● Exercise description:
Using the entries that follow, collect the lines where the word "свала" appears.

(Data records)
_____
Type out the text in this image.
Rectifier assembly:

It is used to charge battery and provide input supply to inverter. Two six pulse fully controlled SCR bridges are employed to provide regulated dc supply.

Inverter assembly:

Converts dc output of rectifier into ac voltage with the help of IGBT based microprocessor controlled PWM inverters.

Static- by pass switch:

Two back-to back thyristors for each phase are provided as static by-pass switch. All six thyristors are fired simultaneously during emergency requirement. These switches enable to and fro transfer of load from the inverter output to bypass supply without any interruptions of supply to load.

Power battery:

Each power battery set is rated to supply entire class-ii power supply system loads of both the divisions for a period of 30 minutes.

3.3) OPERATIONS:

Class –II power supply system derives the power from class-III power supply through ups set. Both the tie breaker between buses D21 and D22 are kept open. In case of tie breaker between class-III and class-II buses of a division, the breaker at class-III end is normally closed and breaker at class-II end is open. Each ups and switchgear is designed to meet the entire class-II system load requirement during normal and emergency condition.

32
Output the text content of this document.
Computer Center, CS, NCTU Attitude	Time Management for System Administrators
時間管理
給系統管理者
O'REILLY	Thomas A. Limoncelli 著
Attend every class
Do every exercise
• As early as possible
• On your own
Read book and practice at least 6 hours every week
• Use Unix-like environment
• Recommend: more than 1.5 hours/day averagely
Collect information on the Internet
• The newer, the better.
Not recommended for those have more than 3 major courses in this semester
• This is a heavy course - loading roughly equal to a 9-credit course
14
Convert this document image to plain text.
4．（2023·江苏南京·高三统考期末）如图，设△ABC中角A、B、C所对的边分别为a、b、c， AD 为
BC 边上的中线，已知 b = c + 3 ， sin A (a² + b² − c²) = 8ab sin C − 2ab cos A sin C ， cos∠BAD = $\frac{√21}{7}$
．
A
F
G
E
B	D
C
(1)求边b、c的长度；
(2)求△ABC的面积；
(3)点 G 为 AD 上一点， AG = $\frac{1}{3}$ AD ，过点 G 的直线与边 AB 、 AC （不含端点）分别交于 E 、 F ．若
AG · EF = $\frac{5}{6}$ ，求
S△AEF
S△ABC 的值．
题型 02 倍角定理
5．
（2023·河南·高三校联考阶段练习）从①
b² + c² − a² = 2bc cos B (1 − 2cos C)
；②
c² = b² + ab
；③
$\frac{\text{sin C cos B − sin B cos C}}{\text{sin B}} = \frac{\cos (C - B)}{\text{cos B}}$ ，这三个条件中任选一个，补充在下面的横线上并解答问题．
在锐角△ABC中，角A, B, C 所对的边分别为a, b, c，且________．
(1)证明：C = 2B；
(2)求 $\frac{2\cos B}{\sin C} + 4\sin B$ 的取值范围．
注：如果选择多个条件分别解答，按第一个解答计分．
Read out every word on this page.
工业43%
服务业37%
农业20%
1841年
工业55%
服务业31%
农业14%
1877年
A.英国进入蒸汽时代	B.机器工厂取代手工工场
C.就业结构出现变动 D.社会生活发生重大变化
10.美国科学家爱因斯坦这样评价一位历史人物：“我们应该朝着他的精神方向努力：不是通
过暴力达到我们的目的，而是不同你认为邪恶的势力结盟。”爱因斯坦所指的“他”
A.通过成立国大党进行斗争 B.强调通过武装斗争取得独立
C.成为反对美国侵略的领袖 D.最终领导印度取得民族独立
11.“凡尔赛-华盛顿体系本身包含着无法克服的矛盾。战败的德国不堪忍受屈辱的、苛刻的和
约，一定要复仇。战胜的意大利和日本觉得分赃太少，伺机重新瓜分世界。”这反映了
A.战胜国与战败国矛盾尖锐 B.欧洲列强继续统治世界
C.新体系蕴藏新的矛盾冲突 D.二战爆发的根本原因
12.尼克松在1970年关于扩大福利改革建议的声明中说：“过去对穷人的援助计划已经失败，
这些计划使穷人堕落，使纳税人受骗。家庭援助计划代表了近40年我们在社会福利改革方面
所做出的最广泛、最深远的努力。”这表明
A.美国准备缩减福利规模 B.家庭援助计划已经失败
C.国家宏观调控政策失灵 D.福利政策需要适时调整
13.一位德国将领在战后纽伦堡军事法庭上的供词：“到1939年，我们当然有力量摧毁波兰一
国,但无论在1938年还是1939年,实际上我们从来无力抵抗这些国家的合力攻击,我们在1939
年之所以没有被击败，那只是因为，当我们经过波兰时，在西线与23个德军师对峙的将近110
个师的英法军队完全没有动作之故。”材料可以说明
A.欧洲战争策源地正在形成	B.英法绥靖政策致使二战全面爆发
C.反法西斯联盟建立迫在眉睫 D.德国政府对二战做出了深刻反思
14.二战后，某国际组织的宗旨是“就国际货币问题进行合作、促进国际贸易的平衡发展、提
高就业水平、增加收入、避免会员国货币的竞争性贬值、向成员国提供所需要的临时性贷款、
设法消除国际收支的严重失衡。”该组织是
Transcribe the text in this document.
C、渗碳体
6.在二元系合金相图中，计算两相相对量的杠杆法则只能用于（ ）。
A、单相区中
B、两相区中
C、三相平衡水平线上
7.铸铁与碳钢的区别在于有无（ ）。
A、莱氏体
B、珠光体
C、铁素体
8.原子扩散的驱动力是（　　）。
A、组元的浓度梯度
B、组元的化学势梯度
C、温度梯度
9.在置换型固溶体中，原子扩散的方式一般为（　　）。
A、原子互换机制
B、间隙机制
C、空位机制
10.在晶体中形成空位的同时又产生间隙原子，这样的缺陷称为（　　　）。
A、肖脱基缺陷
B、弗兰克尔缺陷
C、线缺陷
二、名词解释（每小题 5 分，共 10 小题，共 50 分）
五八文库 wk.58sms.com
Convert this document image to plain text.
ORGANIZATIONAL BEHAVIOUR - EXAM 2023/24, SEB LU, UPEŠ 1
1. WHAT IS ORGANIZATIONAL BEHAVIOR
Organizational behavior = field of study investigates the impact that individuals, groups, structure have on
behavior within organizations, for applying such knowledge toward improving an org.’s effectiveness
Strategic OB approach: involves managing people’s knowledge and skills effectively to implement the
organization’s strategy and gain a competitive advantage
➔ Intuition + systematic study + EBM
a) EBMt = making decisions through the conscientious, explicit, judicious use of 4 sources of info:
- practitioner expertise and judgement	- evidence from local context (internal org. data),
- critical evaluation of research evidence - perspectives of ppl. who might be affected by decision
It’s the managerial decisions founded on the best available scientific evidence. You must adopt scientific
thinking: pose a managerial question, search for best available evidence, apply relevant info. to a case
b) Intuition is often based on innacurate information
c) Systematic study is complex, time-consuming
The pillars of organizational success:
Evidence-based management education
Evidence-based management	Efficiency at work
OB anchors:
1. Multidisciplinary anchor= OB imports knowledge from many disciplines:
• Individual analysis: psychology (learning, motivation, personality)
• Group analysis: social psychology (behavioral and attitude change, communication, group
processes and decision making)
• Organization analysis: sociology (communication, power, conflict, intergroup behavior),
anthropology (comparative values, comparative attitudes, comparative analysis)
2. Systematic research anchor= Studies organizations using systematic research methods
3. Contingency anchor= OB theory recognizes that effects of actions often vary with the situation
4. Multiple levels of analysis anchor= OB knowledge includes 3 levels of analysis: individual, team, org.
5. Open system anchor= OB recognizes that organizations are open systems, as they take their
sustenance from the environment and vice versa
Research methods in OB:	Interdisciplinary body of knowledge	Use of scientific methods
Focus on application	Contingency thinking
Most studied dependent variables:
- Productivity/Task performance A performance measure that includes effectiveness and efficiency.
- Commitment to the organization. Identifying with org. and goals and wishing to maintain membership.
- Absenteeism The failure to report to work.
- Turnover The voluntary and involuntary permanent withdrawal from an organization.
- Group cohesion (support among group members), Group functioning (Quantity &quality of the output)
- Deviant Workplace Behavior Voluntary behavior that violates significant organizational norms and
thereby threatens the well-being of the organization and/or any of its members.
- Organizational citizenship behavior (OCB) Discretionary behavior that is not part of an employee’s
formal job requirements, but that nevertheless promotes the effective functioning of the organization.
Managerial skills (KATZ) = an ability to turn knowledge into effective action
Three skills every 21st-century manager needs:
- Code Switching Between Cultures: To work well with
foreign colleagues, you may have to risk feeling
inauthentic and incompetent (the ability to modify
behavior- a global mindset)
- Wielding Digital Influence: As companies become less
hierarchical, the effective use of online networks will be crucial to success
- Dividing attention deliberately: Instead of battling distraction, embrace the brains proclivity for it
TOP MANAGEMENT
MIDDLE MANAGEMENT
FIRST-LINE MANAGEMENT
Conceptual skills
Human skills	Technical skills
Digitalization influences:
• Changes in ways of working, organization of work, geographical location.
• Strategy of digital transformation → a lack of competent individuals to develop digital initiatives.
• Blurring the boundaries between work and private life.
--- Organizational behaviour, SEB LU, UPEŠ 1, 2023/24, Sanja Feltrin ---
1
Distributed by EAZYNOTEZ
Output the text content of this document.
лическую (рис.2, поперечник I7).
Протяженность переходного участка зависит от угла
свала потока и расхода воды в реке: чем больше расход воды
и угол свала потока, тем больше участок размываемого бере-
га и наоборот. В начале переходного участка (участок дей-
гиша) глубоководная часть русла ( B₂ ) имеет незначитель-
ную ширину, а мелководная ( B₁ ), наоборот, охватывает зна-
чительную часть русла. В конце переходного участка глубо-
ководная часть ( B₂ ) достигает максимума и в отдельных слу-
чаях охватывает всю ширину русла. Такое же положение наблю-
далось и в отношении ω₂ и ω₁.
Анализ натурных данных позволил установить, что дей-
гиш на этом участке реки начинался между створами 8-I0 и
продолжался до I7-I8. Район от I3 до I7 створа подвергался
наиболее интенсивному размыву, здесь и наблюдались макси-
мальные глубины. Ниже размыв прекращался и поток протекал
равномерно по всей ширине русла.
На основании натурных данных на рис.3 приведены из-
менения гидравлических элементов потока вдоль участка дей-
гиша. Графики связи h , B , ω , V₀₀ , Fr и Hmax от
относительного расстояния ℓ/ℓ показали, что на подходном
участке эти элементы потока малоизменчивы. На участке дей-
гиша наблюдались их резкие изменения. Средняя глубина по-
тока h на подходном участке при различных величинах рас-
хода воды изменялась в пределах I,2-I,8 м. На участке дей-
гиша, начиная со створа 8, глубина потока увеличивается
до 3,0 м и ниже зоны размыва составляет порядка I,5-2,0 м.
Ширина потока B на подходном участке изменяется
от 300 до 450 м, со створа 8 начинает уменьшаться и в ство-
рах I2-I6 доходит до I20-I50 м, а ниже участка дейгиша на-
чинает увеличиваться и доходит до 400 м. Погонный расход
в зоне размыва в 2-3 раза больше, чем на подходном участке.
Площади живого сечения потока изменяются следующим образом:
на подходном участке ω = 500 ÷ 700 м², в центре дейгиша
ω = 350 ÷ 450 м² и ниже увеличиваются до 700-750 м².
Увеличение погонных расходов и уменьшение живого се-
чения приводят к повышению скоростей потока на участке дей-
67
_____
● Finished answer:
свала потока и расхода воды в реке: чем больше расход воды
и угол свала потока, тем больше участок размываемого бере-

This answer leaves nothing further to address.